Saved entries
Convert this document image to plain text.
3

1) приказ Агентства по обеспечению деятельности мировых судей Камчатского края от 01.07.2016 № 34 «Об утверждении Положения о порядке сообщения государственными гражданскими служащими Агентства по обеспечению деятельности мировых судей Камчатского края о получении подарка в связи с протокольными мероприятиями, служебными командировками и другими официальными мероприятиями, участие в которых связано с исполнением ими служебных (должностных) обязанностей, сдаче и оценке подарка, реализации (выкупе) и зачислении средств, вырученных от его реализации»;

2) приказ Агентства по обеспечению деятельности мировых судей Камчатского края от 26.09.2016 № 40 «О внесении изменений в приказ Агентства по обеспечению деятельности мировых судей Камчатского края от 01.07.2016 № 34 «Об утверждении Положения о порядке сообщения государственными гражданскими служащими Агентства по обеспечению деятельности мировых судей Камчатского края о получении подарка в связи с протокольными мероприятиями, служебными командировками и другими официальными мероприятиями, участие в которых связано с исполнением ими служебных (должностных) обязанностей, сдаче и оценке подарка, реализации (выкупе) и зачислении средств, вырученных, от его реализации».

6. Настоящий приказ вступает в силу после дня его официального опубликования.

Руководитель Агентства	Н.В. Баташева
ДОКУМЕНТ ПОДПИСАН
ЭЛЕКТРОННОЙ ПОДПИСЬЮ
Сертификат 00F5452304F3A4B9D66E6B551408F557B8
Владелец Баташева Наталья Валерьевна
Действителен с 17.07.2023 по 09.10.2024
...
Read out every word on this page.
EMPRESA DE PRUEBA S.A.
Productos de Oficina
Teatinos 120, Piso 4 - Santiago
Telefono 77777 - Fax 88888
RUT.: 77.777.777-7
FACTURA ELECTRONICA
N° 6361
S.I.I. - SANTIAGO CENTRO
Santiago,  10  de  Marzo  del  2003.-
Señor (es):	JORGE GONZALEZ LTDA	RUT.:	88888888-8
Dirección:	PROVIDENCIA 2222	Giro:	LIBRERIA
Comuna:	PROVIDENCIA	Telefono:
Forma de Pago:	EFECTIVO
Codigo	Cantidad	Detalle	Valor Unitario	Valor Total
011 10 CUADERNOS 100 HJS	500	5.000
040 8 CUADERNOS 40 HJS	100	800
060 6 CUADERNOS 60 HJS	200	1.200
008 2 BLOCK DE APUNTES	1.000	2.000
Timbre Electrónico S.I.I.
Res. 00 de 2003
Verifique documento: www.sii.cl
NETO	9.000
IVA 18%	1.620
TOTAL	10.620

* _GOAL_: Identify how many lines in the entries above contain the word "this" and provide only that figure.

* _EXERCISE SOLUTION_: 2